> [Given request]: For each line below that includes the word "translation", make a copy.
+++ Listed records
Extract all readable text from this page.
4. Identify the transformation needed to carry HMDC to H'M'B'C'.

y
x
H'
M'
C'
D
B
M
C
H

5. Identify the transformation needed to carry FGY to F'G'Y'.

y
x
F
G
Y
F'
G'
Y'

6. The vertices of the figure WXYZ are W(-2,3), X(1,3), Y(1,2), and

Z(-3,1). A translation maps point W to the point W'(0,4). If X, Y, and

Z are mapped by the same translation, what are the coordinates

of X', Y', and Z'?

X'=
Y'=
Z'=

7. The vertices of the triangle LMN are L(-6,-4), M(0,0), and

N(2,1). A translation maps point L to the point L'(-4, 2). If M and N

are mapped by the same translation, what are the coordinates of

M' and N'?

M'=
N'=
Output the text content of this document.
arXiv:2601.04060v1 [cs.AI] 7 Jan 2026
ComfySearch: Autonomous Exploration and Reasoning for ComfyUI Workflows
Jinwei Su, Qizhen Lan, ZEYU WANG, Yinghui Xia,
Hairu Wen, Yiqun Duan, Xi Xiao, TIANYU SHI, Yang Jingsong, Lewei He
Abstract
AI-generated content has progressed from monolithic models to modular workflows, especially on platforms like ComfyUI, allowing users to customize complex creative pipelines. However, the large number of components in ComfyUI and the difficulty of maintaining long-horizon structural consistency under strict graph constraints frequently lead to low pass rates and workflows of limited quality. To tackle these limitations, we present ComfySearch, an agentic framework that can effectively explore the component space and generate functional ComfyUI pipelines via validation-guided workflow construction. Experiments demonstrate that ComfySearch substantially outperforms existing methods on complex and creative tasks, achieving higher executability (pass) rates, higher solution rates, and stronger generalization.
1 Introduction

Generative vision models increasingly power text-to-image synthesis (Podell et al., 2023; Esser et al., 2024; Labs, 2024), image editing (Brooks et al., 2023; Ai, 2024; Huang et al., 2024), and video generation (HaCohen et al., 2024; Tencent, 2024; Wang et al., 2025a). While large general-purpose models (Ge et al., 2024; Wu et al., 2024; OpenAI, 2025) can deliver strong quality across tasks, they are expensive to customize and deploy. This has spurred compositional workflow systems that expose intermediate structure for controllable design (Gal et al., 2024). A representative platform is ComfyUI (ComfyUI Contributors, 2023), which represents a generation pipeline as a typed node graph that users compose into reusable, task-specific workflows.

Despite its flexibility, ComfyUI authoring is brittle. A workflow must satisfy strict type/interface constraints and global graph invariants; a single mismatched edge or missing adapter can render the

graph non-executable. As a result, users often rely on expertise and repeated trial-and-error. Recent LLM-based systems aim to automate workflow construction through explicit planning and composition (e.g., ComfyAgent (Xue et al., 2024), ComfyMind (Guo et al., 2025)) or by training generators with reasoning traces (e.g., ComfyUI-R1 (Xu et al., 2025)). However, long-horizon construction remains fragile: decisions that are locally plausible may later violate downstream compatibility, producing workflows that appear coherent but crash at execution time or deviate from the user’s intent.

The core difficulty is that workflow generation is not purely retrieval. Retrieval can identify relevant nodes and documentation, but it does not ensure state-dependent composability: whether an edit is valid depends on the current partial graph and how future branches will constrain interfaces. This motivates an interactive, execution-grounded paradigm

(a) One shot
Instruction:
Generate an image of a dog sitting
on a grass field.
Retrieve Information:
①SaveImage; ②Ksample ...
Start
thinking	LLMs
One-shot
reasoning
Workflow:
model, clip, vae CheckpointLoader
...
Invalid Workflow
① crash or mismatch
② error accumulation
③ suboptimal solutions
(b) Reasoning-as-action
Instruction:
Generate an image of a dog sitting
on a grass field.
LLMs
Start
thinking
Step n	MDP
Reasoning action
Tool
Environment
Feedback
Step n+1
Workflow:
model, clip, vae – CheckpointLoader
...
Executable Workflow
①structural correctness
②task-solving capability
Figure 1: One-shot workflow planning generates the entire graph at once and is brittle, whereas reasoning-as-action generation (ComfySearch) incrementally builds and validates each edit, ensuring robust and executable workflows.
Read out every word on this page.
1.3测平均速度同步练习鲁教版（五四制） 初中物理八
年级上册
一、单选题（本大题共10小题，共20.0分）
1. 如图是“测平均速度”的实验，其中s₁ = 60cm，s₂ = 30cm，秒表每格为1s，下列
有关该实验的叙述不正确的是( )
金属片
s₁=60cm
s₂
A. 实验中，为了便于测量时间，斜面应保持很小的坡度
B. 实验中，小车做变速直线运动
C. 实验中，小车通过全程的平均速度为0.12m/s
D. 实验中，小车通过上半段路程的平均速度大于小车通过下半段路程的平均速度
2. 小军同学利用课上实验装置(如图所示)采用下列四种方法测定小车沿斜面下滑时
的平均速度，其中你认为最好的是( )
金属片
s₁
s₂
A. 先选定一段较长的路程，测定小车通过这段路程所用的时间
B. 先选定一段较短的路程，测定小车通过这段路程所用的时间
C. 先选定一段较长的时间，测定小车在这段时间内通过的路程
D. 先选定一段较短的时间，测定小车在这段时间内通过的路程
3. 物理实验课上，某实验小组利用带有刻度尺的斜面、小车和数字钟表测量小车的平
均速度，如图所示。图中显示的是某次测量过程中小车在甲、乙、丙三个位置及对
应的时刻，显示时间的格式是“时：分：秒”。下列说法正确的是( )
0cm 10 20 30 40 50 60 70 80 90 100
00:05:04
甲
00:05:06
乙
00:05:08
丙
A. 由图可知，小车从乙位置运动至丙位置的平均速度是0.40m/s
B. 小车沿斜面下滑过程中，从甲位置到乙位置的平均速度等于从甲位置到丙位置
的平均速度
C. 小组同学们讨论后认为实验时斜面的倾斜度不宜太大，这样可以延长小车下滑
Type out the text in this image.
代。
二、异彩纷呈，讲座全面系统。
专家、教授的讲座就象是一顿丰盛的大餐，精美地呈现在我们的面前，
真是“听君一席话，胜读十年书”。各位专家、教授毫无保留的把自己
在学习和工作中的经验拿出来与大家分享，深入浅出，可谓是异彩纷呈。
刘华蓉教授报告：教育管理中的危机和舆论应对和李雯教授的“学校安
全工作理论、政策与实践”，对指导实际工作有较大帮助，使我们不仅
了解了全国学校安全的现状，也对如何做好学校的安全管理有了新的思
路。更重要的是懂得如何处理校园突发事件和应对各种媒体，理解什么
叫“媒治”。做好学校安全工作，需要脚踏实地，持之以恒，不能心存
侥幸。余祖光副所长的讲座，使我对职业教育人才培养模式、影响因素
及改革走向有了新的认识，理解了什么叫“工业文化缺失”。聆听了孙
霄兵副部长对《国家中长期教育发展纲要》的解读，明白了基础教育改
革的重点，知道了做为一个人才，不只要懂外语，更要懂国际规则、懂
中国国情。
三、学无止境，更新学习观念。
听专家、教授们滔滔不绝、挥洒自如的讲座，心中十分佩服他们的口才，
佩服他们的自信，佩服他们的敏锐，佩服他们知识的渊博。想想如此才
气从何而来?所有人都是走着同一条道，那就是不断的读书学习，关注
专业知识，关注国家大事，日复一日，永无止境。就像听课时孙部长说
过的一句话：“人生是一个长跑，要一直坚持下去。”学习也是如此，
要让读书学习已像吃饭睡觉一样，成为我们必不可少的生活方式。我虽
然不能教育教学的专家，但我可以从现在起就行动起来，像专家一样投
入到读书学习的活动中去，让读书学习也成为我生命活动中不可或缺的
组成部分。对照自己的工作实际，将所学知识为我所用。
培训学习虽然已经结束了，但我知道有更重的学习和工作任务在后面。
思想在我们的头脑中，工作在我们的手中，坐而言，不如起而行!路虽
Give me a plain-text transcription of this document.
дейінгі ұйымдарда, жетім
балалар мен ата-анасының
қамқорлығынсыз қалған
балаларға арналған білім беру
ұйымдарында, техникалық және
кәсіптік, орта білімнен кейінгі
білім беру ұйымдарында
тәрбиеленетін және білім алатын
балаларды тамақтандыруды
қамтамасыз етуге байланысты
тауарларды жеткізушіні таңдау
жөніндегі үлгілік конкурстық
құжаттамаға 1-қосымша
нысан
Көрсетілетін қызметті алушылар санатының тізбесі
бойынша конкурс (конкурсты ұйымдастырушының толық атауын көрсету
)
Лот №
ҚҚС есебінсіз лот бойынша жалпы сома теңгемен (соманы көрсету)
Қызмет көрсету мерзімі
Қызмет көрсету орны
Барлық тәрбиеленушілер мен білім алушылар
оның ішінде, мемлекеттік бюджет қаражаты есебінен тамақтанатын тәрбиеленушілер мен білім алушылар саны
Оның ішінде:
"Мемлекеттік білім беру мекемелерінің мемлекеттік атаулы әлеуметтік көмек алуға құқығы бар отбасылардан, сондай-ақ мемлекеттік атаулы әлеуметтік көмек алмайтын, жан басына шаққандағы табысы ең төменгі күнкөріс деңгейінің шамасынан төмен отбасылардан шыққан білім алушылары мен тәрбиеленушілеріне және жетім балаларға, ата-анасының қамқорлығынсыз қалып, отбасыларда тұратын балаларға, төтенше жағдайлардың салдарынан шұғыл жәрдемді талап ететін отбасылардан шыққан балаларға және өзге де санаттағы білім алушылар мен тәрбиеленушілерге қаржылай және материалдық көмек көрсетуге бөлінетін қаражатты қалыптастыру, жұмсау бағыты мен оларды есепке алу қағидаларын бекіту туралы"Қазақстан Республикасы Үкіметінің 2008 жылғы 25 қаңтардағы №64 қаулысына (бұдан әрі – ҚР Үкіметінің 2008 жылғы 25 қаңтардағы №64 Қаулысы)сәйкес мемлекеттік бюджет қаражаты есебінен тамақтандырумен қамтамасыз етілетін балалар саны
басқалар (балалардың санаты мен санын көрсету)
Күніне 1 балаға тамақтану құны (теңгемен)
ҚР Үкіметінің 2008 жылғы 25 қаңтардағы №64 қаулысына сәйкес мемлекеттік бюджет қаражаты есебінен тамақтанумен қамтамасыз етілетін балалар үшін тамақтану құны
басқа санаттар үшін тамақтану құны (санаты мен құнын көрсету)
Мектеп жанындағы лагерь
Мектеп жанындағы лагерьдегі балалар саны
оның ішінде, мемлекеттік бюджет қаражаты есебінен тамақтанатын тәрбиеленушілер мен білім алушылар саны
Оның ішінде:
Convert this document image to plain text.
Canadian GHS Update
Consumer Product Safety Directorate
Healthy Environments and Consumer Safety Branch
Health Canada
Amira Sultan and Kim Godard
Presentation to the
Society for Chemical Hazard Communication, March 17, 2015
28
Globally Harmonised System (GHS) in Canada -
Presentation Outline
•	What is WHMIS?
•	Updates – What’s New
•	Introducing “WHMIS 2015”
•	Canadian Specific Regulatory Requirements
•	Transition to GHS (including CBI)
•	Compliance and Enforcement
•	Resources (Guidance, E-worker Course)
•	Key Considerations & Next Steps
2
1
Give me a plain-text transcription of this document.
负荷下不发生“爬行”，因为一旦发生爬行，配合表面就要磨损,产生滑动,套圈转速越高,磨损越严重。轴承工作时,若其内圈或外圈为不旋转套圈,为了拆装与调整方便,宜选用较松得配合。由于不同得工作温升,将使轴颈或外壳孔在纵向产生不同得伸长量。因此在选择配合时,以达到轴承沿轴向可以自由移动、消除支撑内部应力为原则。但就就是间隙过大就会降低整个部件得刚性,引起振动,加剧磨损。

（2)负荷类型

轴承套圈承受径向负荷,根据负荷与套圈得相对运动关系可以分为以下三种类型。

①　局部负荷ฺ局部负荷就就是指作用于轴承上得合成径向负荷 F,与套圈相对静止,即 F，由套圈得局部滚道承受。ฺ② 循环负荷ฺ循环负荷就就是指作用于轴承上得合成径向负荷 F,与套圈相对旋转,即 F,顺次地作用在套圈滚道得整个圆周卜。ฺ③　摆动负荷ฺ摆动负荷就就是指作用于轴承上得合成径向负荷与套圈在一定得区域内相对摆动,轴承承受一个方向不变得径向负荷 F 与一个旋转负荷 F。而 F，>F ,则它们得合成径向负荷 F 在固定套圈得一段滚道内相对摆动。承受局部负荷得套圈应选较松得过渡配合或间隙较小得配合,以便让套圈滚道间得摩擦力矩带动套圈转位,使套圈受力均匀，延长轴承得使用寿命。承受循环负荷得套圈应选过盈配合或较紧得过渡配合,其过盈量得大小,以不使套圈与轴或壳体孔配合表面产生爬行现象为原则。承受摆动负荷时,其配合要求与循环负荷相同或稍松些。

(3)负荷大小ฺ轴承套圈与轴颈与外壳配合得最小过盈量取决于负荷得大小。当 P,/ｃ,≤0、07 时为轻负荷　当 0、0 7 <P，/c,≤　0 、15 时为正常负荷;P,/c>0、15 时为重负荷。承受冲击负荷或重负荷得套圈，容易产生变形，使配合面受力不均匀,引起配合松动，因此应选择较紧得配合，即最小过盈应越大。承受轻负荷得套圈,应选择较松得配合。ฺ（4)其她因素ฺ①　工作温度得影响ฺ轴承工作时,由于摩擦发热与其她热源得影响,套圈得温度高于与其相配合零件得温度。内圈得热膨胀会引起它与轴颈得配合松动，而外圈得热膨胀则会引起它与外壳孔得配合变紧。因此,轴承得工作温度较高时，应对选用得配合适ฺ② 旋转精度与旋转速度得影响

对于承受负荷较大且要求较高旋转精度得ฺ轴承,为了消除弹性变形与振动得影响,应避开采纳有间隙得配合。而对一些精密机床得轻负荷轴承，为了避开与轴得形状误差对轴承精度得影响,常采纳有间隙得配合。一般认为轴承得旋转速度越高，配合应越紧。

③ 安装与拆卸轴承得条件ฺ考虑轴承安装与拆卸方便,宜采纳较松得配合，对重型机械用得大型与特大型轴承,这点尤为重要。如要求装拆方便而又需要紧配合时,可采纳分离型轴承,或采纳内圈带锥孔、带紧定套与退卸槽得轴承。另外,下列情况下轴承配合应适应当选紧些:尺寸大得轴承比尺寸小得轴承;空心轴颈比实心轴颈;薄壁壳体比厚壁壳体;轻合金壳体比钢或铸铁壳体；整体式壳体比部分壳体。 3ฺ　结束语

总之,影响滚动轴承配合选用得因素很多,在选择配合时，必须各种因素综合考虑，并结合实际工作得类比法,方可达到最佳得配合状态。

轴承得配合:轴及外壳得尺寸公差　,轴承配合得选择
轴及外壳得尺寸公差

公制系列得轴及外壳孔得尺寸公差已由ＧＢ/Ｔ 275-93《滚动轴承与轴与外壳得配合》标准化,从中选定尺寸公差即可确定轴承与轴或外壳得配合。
++++++
> [Response]:
Z(-3,1). A translation maps point W to the point W'(0,4). If X, Y, and
Z are mapped by the same translation, what are the coordinates
N(2,1). A translation maps point L to the point L'(-4, 2). If M and N
are mapped by the same translation, what are the coordinates of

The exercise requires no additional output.